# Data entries
========================================================================

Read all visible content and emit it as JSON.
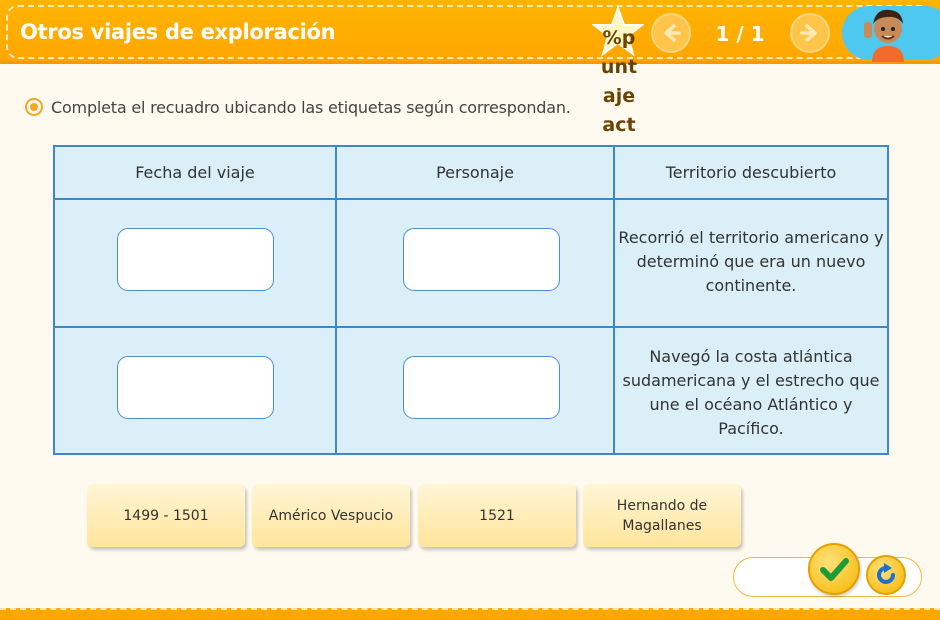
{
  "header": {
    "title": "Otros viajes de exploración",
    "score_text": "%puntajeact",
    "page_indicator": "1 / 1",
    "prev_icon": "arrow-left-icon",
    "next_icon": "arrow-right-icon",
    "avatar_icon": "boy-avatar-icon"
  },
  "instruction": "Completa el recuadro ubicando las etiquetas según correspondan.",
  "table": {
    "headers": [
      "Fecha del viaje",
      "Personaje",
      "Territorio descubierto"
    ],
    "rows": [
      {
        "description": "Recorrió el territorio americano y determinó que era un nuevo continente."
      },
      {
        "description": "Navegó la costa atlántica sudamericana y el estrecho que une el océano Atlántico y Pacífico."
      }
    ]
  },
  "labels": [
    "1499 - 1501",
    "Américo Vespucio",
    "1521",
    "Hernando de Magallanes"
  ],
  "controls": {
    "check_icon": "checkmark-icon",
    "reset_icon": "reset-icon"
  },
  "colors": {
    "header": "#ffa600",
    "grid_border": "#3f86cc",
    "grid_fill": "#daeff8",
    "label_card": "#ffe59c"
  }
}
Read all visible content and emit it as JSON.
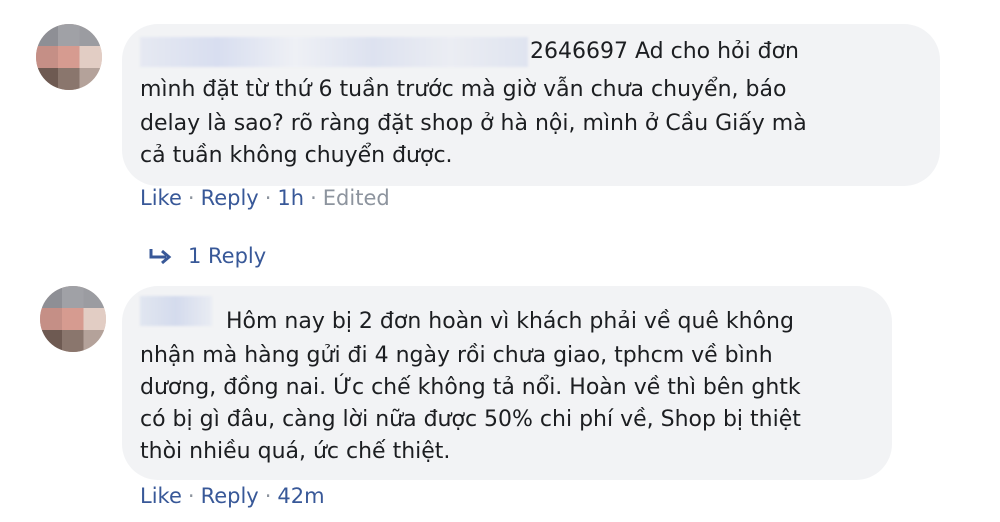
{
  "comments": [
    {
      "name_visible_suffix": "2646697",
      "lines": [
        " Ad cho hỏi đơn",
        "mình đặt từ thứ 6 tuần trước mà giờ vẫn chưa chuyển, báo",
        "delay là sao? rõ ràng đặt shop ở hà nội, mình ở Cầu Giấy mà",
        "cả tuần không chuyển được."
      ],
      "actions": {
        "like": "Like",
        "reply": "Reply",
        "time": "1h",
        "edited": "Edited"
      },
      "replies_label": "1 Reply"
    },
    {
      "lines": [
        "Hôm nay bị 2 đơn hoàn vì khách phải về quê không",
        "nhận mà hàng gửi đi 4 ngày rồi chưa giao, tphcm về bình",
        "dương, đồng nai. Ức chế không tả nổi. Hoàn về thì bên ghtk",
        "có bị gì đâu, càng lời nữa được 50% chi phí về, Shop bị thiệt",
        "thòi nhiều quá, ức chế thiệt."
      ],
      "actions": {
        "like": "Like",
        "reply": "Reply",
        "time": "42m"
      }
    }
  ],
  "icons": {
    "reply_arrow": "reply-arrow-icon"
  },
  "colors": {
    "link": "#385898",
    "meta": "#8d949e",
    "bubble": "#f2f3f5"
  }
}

========================================================================

# PROBLEM DETAILS
Tally up how many lines in the preceding listing contain the word "được". Give nothing but the number.

# RESPONSE TO THIS TASK
2